▸ Direction: Copy the data precisely, character for character, and leave out every picture.

[Begin Dataset records]

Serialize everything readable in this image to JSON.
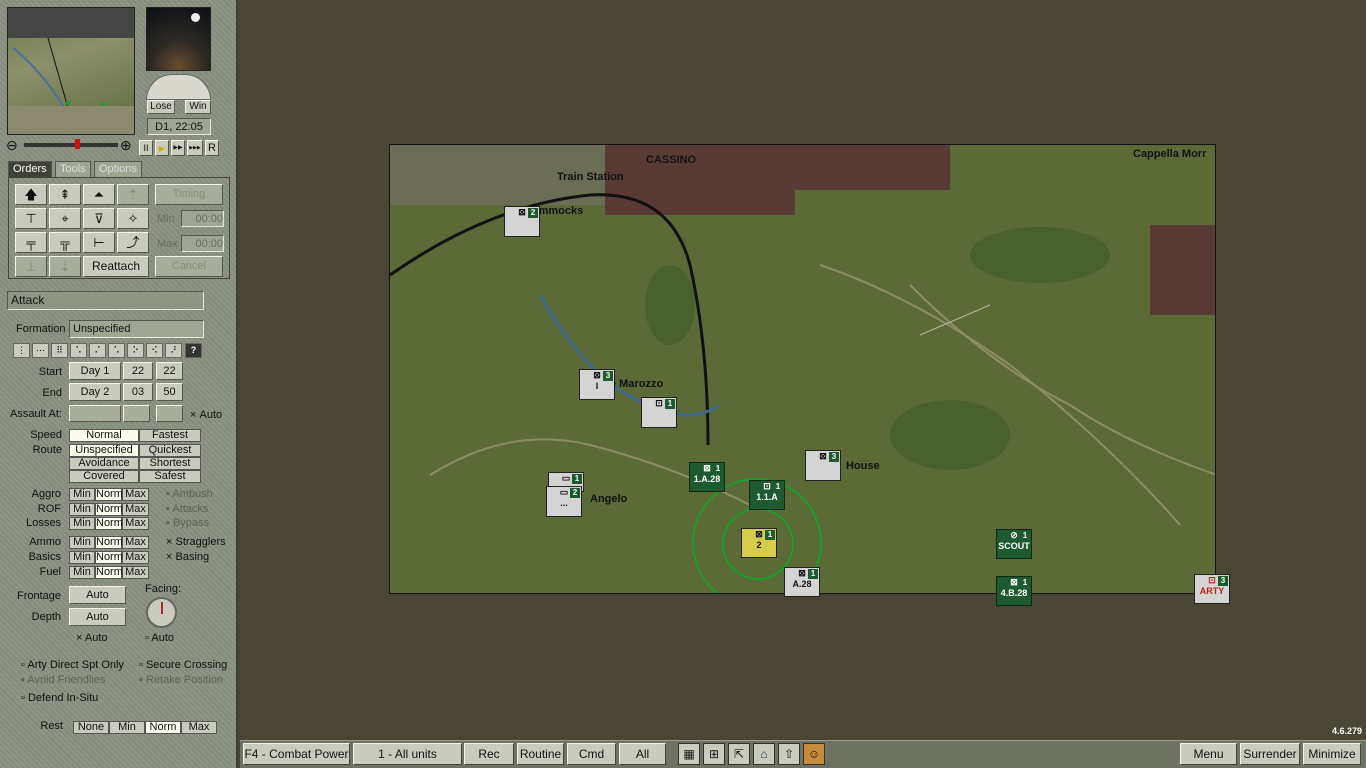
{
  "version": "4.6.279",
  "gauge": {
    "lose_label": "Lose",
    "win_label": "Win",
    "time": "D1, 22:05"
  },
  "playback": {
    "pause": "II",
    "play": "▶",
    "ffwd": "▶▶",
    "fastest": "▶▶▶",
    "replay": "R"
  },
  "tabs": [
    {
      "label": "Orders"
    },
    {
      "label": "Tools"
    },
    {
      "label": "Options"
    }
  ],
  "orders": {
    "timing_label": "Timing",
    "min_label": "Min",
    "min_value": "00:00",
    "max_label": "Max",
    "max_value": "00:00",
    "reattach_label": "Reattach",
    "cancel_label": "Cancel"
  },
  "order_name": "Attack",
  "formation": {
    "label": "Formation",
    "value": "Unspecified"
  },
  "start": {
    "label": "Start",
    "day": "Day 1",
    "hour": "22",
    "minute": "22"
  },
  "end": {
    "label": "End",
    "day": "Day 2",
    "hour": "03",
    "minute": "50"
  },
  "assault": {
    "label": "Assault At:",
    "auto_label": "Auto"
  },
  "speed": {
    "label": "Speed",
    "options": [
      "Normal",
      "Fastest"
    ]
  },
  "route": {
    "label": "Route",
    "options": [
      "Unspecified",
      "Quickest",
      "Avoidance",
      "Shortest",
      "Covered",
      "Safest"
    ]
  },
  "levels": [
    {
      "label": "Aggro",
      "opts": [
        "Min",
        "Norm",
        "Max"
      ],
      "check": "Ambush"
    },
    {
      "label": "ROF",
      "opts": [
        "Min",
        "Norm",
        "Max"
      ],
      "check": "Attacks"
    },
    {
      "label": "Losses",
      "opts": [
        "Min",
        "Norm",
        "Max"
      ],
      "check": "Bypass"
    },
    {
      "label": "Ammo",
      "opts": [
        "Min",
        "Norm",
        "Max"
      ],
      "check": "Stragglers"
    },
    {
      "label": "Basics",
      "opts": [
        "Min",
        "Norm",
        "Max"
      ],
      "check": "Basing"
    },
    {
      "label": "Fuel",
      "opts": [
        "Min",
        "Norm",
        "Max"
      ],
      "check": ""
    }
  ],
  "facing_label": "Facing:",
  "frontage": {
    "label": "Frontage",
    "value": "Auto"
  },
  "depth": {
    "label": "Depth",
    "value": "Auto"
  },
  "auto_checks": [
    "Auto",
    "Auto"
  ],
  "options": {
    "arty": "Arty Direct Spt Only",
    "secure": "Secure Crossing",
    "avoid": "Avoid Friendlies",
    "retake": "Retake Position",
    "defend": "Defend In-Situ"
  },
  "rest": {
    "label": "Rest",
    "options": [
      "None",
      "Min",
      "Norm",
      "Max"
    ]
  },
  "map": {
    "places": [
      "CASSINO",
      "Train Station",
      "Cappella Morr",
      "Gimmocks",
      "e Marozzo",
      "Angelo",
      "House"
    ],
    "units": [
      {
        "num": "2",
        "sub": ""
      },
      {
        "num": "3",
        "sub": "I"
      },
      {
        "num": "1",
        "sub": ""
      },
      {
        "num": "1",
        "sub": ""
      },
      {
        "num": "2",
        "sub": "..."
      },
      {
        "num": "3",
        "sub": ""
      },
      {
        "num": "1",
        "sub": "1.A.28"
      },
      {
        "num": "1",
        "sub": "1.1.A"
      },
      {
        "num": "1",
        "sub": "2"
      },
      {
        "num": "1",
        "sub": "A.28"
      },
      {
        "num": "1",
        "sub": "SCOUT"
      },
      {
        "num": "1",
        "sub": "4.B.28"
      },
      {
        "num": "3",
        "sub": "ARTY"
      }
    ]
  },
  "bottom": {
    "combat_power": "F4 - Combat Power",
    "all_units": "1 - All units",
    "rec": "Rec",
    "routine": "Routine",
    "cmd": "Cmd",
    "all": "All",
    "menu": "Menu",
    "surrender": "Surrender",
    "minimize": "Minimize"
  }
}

[End Dataset records]

▸ Solution to the exercise:
Serialize everything readable in this image to JSON.
{
  "version": "4.6.279",
  "gauge": {
    "lose_label": "Lose",
    "win_label": "Win",
    "time": "D1, 22:05"
  },
  "playback": {
    "pause": "II",
    "play": "▶",
    "ffwd": "▶▶",
    "fastest": "▶▶▶",
    "replay": "R"
  },
  "tabs": [
    {
      "label": "Orders"
    },
    {
      "label": "Tools"
    },
    {
      "label": "Options"
    }
  ],
  "orders": {
    "timing_label": "Timing",
    "min_label": "Min",
    "min_value": "00:00",
    "max_label": "Max",
    "max_value": "00:00",
    "reattach_label": "Reattach",
    "cancel_label": "Cancel"
  },
  "order_name": "Attack",
  "formation": {
    "label": "Formation",
    "value": "Unspecified"
  },
  "start": {
    "label": "Start",
    "day": "Day 1",
    "hour": "22",
    "minute": "22"
  },
  "end": {
    "label": "End",
    "day": "Day 2",
    "hour": "03",
    "minute": "50"
  },
  "assault": {
    "label": "Assault At:",
    "auto_label": "Auto"
  },
  "speed": {
    "label": "Speed",
    "options": [
      "Normal",
      "Fastest"
    ]
  },
  "route": {
    "label": "Route",
    "options": [
      "Unspecified",
      "Quickest",
      "Avoidance",
      "Shortest",
      "Covered",
      "Safest"
    ]
  },
  "levels": [
    {
      "label": "Aggro",
      "opts": [
        "Min",
        "Norm",
        "Max"
      ],
      "check": "Ambush"
    },
    {
      "label": "ROF",
      "opts": [
        "Min",
        "Norm",
        "Max"
      ],
      "check": "Attacks"
    },
    {
      "label": "Losses",
      "opts": [
        "Min",
        "Norm",
        "Max"
      ],
      "check": "Bypass"
    },
    {
      "label": "Ammo",
      "opts": [
        "Min",
        "Norm",
        "Max"
      ],
      "check": "Stragglers"
    },
    {
      "label": "Basics",
      "opts": [
        "Min",
        "Norm",
        "Max"
      ],
      "check": "Basing"
    },
    {
      "label": "Fuel",
      "opts": [
        "Min",
        "Norm",
        "Max"
      ],
      "check": ""
    }
  ],
  "facing_label": "Facing:",
  "frontage": {
    "label": "Frontage",
    "value": "Auto"
  },
  "depth": {
    "label": "Depth",
    "value": "Auto"
  },
  "auto_checks": [
    "Auto",
    "Auto"
  ],
  "options": {
    "arty": "Arty Direct Spt Only",
    "secure": "Secure Crossing",
    "avoid": "Avoid Friendlies",
    "retake": "Retake Position",
    "defend": "Defend In-Situ"
  },
  "rest": {
    "label": "Rest",
    "options": [
      "None",
      "Min",
      "Norm",
      "Max"
    ]
  },
  "map": {
    "places": [
      "CASSINO",
      "Train Station",
      "Cappella Morr",
      "Gimmocks",
      "e Marozzo",
      "Angelo",
      "House"
    ],
    "units": [
      {
        "num": "2",
        "sub": ""
      },
      {
        "num": "3",
        "sub": "I"
      },
      {
        "num": "1",
        "sub": ""
      },
      {
        "num": "1",
        "sub": ""
      },
      {
        "num": "2",
        "sub": "..."
      },
      {
        "num": "3",
        "sub": ""
      },
      {
        "num": "1",
        "sub": "1.A.28"
      },
      {
        "num": "1",
        "sub": "1.1.A"
      },
      {
        "num": "1",
        "sub": "2"
      },
      {
        "num": "1",
        "sub": "A.28"
      },
      {
        "num": "1",
        "sub": "SCOUT"
      },
      {
        "num": "1",
        "sub": "4.B.28"
      },
      {
        "num": "3",
        "sub": "ARTY"
      }
    ]
  },
  "bottom": {
    "combat_power": "F4 - Combat Power",
    "all_units": "1 - All units",
    "rec": "Rec",
    "routine": "Routine",
    "cmd": "Cmd",
    "all": "All",
    "menu": "Menu",
    "surrender": "Surrender",
    "minimize": "Minimize"
  }
}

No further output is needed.